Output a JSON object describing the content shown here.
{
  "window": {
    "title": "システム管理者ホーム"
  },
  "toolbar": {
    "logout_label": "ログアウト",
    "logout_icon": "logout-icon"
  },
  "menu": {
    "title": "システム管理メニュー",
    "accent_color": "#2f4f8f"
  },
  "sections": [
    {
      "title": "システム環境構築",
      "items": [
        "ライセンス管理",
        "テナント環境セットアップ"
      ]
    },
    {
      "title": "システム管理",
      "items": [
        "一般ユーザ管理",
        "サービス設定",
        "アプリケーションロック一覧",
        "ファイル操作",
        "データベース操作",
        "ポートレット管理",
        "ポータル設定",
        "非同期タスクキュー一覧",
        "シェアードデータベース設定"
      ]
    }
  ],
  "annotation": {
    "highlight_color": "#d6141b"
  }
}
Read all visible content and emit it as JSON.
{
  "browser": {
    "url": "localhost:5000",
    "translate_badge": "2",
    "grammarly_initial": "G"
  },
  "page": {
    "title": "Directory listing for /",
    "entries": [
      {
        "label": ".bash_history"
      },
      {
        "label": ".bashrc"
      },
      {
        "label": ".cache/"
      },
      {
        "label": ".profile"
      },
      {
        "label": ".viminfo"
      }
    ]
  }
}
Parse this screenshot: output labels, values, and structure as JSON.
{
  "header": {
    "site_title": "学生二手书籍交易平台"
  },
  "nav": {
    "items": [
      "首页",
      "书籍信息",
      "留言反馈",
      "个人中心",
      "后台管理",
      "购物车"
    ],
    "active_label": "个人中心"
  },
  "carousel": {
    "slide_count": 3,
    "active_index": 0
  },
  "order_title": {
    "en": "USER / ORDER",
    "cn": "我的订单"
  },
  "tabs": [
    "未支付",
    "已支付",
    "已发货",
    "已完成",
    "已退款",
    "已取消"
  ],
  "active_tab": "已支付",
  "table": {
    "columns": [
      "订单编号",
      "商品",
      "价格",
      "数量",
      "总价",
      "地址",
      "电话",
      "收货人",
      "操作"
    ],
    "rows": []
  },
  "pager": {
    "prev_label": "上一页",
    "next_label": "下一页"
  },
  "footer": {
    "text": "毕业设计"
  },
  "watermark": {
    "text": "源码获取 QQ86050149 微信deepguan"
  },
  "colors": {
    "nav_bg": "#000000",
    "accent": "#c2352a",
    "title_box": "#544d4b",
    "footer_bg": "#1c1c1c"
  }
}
————————
▶ **Directions**
Print from the line containing "Read all visible content and emit it as JSON." to the last line above, exactly as written.

▶ **Task solution**
Read all visible content and emit it as JSON.
{
  "browser": {
    "url": "localhost:5000",
    "translate_badge": "2",
    "grammarly_initial": "G"
  },
  "page": {
    "title": "Directory listing for /",
    "entries": [
      {
        "label": ".bash_history"
      },
      {
        "label": ".bashrc"
      },
      {
        "label": ".cache/"
      },
      {
        "label": ".profile"
      },
      {
        "label": ".viminfo"
      }
    ]
  }
}
Parse this screenshot: output labels, values, and structure as JSON.
{
  "header": {
    "site_title": "学生二手书籍交易平台"
  },
  "nav": {
    "items": [
      "首页",
      "书籍信息",
      "留言反馈",
      "个人中心",
      "后台管理",
      "购物车"
    ],
    "active_label": "个人中心"
  },
  "carousel": {
    "slide_count": 3,
    "active_index": 0
  },
  "order_title": {
    "en": "USER / ORDER",
    "cn": "我的订单"
  },
  "tabs": [
    "未支付",
    "已支付",
    "已发货",
    "已完成",
    "已退款",
    "已取消"
  ],
  "active_tab": "已支付",
  "table": {
    "columns": [
      "订单编号",
      "商品",
      "价格",
      "数量",
      "总价",
      "地址",
      "电话",
      "收货人",
      "操作"
    ],
    "rows": []
  },
  "pager": {
    "prev_label": "上一页",
    "next_label": "下一页"
  },
  "footer": {
    "text": "毕业设计"
  },
  "watermark": {
    "text": "源码获取 QQ86050149 微信deepguan"
  },
  "colors": {
    "nav_bg": "#000000",
    "accent": "#c2352a",
    "title_box": "#544d4b",
    "footer_bg": "#1c1c1c"
  }
}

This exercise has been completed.